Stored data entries
-- -- --

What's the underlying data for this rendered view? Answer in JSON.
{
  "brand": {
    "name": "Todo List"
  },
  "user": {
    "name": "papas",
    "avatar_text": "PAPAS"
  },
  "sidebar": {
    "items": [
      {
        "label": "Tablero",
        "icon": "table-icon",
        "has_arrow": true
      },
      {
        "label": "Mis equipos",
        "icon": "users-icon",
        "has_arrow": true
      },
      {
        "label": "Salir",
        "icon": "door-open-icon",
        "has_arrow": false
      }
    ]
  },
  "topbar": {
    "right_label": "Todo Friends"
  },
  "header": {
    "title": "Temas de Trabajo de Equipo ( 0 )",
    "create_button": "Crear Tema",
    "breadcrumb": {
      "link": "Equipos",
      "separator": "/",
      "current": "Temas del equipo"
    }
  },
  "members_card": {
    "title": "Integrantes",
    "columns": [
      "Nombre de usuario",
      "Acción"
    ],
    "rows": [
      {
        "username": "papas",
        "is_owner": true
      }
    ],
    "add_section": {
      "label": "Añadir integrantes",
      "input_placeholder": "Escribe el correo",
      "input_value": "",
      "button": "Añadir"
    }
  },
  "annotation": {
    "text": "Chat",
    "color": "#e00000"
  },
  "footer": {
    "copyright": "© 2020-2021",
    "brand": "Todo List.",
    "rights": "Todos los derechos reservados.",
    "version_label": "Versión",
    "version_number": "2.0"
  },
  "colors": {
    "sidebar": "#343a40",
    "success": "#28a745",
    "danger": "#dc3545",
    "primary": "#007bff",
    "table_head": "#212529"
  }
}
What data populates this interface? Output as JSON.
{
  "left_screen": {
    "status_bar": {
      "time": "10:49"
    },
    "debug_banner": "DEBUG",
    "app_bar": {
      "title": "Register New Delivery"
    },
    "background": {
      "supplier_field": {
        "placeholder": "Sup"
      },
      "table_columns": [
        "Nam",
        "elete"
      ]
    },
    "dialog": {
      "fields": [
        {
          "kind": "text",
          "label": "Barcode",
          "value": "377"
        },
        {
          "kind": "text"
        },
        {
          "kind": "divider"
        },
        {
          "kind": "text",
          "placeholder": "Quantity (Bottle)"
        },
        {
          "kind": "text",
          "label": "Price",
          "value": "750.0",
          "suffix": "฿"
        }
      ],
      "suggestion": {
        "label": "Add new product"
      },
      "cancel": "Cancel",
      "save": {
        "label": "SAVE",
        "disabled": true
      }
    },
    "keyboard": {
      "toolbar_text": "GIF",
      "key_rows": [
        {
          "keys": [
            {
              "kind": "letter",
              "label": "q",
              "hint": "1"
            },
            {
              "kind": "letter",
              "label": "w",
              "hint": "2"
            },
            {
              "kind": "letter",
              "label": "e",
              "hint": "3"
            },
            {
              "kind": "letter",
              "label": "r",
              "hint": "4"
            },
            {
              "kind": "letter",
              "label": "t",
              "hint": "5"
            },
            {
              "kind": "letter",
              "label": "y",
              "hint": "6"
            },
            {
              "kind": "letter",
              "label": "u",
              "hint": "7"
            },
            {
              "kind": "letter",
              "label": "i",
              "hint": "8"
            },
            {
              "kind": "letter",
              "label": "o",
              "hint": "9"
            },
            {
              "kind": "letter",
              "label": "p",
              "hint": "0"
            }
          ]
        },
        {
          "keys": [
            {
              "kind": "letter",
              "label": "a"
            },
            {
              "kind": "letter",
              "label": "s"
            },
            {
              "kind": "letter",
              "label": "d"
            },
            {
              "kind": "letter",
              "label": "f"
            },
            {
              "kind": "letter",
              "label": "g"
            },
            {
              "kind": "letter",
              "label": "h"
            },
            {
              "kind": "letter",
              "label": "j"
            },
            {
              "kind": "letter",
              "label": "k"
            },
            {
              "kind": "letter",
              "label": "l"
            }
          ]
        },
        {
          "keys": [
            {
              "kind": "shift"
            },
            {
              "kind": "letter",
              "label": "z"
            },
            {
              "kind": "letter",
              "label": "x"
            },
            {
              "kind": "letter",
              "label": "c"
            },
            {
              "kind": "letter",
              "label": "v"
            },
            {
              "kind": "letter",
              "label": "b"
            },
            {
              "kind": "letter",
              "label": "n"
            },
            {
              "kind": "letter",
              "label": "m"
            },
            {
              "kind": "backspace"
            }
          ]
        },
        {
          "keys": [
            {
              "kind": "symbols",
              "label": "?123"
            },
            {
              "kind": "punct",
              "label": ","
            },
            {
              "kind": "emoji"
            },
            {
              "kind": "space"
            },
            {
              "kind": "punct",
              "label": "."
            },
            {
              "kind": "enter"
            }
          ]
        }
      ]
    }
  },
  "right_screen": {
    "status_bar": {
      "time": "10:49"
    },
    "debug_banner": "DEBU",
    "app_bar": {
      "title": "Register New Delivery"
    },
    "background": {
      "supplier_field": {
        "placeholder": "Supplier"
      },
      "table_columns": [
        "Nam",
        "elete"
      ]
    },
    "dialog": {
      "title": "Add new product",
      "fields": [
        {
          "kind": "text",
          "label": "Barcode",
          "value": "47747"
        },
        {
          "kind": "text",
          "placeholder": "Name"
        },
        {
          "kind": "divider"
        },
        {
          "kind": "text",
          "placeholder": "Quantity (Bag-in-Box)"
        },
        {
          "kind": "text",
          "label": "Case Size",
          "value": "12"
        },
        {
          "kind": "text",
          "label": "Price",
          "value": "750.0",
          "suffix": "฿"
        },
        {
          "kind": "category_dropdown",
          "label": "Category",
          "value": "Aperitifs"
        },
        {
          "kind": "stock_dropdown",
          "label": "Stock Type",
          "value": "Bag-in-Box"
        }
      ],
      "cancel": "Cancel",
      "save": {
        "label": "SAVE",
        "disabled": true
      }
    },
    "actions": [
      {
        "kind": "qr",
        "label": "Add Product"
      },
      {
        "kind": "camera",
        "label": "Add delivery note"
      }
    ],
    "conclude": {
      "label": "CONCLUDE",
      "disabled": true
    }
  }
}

-- -- --

■ **Job**
Set down the entries above again, word for word.

■ **Exercise output**
What's the underlying data for this rendered view? Answer in JSON.
{
  "brand": {
    "name": "Todo List"
  },
  "user": {
    "name": "papas",
    "avatar_text": "PAPAS"
  },
  "sidebar": {
    "items": [
      {
        "label": "Tablero",
        "icon": "table-icon",
        "has_arrow": true
      },
      {
        "label": "Mis equipos",
        "icon": "users-icon",
        "has_arrow": true
      },
      {
        "label": "Salir",
        "icon": "door-open-icon",
        "has_arrow": false
      }
    ]
  },
  "topbar": {
    "right_label": "Todo Friends"
  },
  "header": {
    "title": "Temas de Trabajo de Equipo ( 0 )",
    "create_button": "Crear Tema",
    "breadcrumb": {
      "link": "Equipos",
      "separator": "/",
      "current": "Temas del equipo"
    }
  },
  "members_card": {
    "title": "Integrantes",
    "columns": [
      "Nombre de usuario",
      "Acción"
    ],
    "rows": [
      {
        "username": "papas",
        "is_owner": true
      }
    ],
    "add_section": {
      "label": "Añadir integrantes",
      "input_placeholder": "Escribe el correo",
      "input_value": "",
      "button": "Añadir"
    }
  },
  "annotation": {
    "text": "Chat",
    "color": "#e00000"
  },
  "footer": {
    "copyright": "© 2020-2021",
    "brand": "Todo List.",
    "rights": "Todos los derechos reservados.",
    "version_label": "Versión",
    "version_number": "2.0"
  },
  "colors": {
    "sidebar": "#343a40",
    "success": "#28a745",
    "danger": "#dc3545",
    "primary": "#007bff",
    "table_head": "#212529"
  }
}
What data populates this interface? Output as JSON.
{
  "left_screen": {
    "status_bar": {
      "time": "10:49"
    },
    "debug_banner": "DEBUG",
    "app_bar": {
      "title": "Register New Delivery"
    },
    "background": {
      "supplier_field": {
        "placeholder": "Sup"
      },
      "table_columns": [
        "Nam",
        "elete"
      ]
    },
    "dialog": {
      "fields": [
        {
          "kind": "text",
          "label": "Barcode",
          "value": "377"
        },
        {
          "kind": "text"
        },
        {
          "kind": "divider"
        },
        {
          "kind": "text",
          "placeholder": "Quantity (Bottle)"
        },
        {
          "kind": "text",
          "label": "Price",
          "value": "750.0",
          "suffix": "฿"
        }
      ],
      "suggestion": {
        "label": "Add new product"
      },
      "cancel": "Cancel",
      "save": {
        "label": "SAVE",
        "disabled": true
      }
    },
    "keyboard": {
      "toolbar_text": "GIF",
      "key_rows": [
        {
          "keys": [
            {
              "kind": "letter",
              "label": "q",
              "hint": "1"
            },
            {
              "kind": "letter",
              "label": "w",
              "hint": "2"
            },
            {
              "kind": "letter",
              "label": "e",
              "hint": "3"
            },
            {
              "kind": "letter",
              "label": "r",
              "hint": "4"
            },
            {
              "kind": "letter",
              "label": "t",
              "hint": "5"
            },
            {
              "kind": "letter",
              "label": "y",
              "hint": "6"
            },
            {
              "kind": "letter",
              "label": "u",
              "hint": "7"
            },
            {
              "kind": "letter",
              "label": "i",
              "hint": "8"
            },
            {
              "kind": "letter",
              "label": "o",
              "hint": "9"
            },
            {
              "kind": "letter",
              "label": "p",
              "hint": "0"
            }
          ]
        },
        {
          "keys": [
            {
              "kind": "letter",
              "label": "a"
            },
            {
              "kind": "letter",
              "label": "s"
            },
            {
              "kind": "letter",
              "label": "d"
            },
            {
              "kind": "letter",
              "label": "f"
            },
            {
              "kind": "letter",
              "label": "g"
            },
            {
              "kind": "letter",
              "label": "h"
            },
            {
              "kind": "letter",
              "label": "j"
            },
            {
              "kind": "letter",
              "label": "k"
            },
            {
              "kind": "letter",
              "label": "l"
            }
          ]
        },
        {
          "keys": [
            {
              "kind": "shift"
            },
            {
              "kind": "letter",
              "label": "z"
            },
            {
              "kind": "letter",
              "label": "x"
            },
            {
              "kind": "letter",
              "label": "c"
            },
            {
              "kind": "letter",
              "label": "v"
            },
            {
              "kind": "letter",
              "label": "b"
            },
            {
              "kind": "letter",
              "label": "n"
            },
            {
              "kind": "letter",
              "label": "m"
            },
            {
              "kind": "backspace"
            }
          ]
        },
        {
          "keys": [
            {
              "kind": "symbols",
              "label": "?123"
            },
            {
              "kind": "punct",
              "label": ","
            },
            {
              "kind": "emoji"
            },
            {
              "kind": "space"
            },
            {
              "kind": "punct",
              "label": "."
            },
            {
              "kind": "enter"
            }
          ]
        }
      ]
    }
  },
  "right_screen": {
    "status_bar": {
      "time": "10:49"
    },
    "debug_banner": "DEBU",
    "app_bar": {
      "title": "Register New Delivery"
    },
    "background": {
      "supplier_field": {
        "placeholder": "Supplier"
      },
      "table_columns": [
        "Nam",
        "elete"
      ]
    },
    "dialog": {
      "title": "Add new product",
      "fields": [
        {
          "kind": "text",
          "label": "Barcode",
          "value": "47747"
        },
        {
          "kind": "text",
          "placeholder": "Name"
        },
        {
          "kind": "divider"
        },
        {
          "kind": "text",
          "placeholder": "Quantity (Bag-in-Box)"
        },
        {
          "kind": "text",
          "label": "Case Size",
          "value": "12"
        },
        {
          "kind": "text",
          "label": "Price",
          "value": "750.0",
          "suffix": "฿"
        },
        {
          "kind": "category_dropdown",
          "label": "Category",
          "value": "Aperitifs"
        },
        {
          "kind": "stock_dropdown",
          "label": "Stock Type",
          "value": "Bag-in-Box"
        }
      ],
      "cancel": "Cancel",
      "save": {
        "label": "SAVE",
        "disabled": true
      }
    },
    "actions": [
      {
        "kind": "qr",
        "label": "Add Product"
      },
      {
        "kind": "camera",
        "label": "Add delivery note"
      }
    ],
    "conclude": {
      "label": "CONCLUDE",
      "disabled": true
    }
  }
}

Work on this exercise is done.